**TO DO:**
Each entry below should be reproduced character for character.

*** STORED ROWS

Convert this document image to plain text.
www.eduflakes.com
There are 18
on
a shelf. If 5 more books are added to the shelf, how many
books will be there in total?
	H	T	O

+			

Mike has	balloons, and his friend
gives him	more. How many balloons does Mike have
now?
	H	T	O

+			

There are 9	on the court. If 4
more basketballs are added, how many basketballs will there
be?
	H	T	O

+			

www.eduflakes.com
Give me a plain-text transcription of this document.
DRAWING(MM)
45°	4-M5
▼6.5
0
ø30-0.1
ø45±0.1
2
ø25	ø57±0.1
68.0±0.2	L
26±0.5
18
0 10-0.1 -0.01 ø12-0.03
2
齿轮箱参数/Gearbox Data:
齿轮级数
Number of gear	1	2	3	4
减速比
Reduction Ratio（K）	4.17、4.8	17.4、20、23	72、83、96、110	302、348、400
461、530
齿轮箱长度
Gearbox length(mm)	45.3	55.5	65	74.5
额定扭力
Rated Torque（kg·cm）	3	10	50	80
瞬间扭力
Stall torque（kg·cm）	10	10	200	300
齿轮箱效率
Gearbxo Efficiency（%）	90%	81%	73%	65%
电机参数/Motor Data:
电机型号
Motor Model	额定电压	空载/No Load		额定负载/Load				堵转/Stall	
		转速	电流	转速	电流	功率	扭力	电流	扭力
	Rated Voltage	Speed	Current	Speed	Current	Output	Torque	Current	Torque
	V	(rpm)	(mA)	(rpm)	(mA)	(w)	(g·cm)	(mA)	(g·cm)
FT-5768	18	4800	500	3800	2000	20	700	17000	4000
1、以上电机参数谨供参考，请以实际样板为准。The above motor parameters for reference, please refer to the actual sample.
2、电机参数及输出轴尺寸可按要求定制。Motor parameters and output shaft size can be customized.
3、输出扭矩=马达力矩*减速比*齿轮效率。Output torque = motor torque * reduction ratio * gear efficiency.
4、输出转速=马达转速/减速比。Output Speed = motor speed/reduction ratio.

******

**RESULT:**
Convert this document image to plain text.
www.eduflakes.com
There are 18
on
a shelf. If 5 more books are added to the shelf, how many
books will be there in total?
	H	T	O

+			

Mike has	balloons, and his friend
gives him	more. How many balloons does Mike have
now?
	H	T	O

+			

There are 9	on the court. If 4
more basketballs are added, how many basketballs will there
be?
	H	T	O

+			

www.eduflakes.com
Give me a plain-text transcription of this document.
DRAWING(MM)
45°	4-M5
▼6.5
0
ø30-0.1
ø45±0.1
2
ø25	ø57±0.1
68.0±0.2	L
26±0.5
18
0 10-0.1 -0.01 ø12-0.03
2
齿轮箱参数/Gearbox Data:
齿轮级数
Number of gear	1	2	3	4
减速比
Reduction Ratio（K）	4.17、4.8	17.4、20、23	72、83、96、110	302、348、400
461、530
齿轮箱长度
Gearbox length(mm)	45.3	55.5	65	74.5
额定扭力
Rated Torque（kg·cm）	3	10	50	80
瞬间扭力
Stall torque（kg·cm）	10	10	200	300
齿轮箱效率
Gearbxo Efficiency（%）	90%	81%	73%	65%
电机参数/Motor Data:
电机型号
Motor Model	额定电压	空载/No Load		额定负载/Load				堵转/Stall	
		转速	电流	转速	电流	功率	扭力	电流	扭力
	Rated Voltage	Speed	Current	Speed	Current	Output	Torque	Current	Torque
	V	(rpm)	(mA)	(rpm)	(mA)	(w)	(g·cm)	(mA)	(g·cm)
FT-5768	18	4800	500	3800	2000	20	700	17000	4000
1、以上电机参数谨供参考，请以实际样板为准。The above motor parameters for reference, please refer to the actual sample.
2、电机参数及输出轴尺寸可按要求定制。Motor parameters and output shaft size can be customized.
3、输出扭矩=马达力矩*减速比*齿轮效率。Output torque = motor torque * reduction ratio * gear efficiency.
4、输出转速=马达转速/减速比。Output Speed = motor speed/reduction ratio.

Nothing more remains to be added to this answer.